### PROBLEM REQUIREMENTS
Reproduce the records below in full and exactly, without their images.

### MATERIAL FOR THIS EXERCISE
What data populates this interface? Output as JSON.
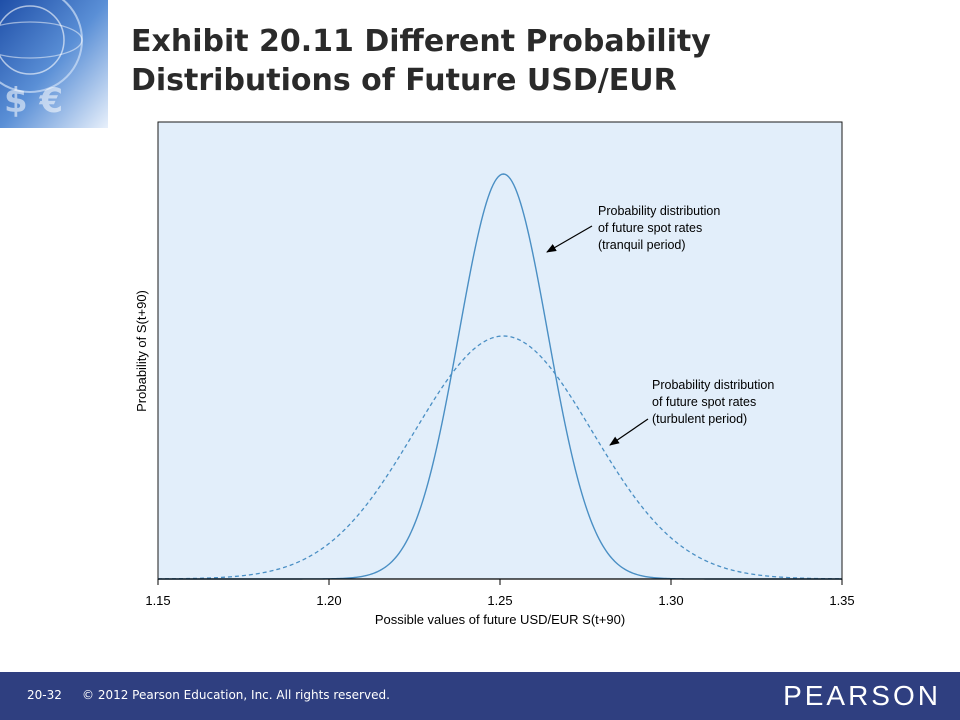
{
  "title": {
    "line1": "Exhibit 20.11  Different Probability",
    "line2": "Distributions of Future USD/EUR"
  },
  "chart_data": {
    "type": "line",
    "xlabel": "Possible values of future USD/EUR S(t+90)",
    "ylabel": "Probability of S(t+90)",
    "xlim": [
      1.15,
      1.35
    ],
    "x_ticks": [
      "1.15",
      "1.20",
      "1.25",
      "1.30",
      "1.35"
    ],
    "grid": false,
    "series": [
      {
        "name": "Probability distribution of future spot rates (tranquil period)",
        "style": "solid",
        "mean": 1.251,
        "std": 0.013,
        "relative_peak": 1.0
      },
      {
        "name": "Probability distribution of future spot rates (turbulent period)",
        "style": "dashed",
        "mean": 1.251,
        "std": 0.026,
        "relative_peak": 0.6
      }
    ],
    "annotations": [
      {
        "series": 0,
        "lines": [
          "Probability distribution",
          "of future spot rates",
          "(tranquil period)"
        ]
      },
      {
        "series": 1,
        "lines": [
          "Probability distribution",
          "of future spot rates",
          "(turbulent period)"
        ]
      }
    ],
    "colors": {
      "plot_background": "#e2eefa",
      "line": "#4a8fc4",
      "axis": "#000000"
    }
  },
  "footer": {
    "slide_number": "20-32",
    "copyright": "© 2012 Pearson Education, Inc. All rights reserved.",
    "logo": "PEARSON",
    "background": "#2f3f80"
  }
}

### CORRECT RESPONSE
What data populates this interface? Output as JSON.
{
  "title": {
    "line1": "Exhibit 20.11  Different Probability",
    "line2": "Distributions of Future USD/EUR"
  },
  "chart_data": {
    "type": "line",
    "xlabel": "Possible values of future USD/EUR S(t+90)",
    "ylabel": "Probability of S(t+90)",
    "xlim": [
      1.15,
      1.35
    ],
    "x_ticks": [
      "1.15",
      "1.20",
      "1.25",
      "1.30",
      "1.35"
    ],
    "grid": false,
    "series": [
      {
        "name": "Probability distribution of future spot rates (tranquil period)",
        "style": "solid",
        "mean": 1.251,
        "std": 0.013,
        "relative_peak": 1.0
      },
      {
        "name": "Probability distribution of future spot rates (turbulent period)",
        "style": "dashed",
        "mean": 1.251,
        "std": 0.026,
        "relative_peak": 0.6
      }
    ],
    "annotations": [
      {
        "series": 0,
        "lines": [
          "Probability distribution",
          "of future spot rates",
          "(tranquil period)"
        ]
      },
      {
        "series": 1,
        "lines": [
          "Probability distribution",
          "of future spot rates",
          "(turbulent period)"
        ]
      }
    ],
    "colors": {
      "plot_background": "#e2eefa",
      "line": "#4a8fc4",
      "axis": "#000000"
    }
  },
  "footer": {
    "slide_number": "20-32",
    "copyright": "© 2012 Pearson Education, Inc. All rights reserved.",
    "logo": "PEARSON",
    "background": "#2f3f80"
  }
}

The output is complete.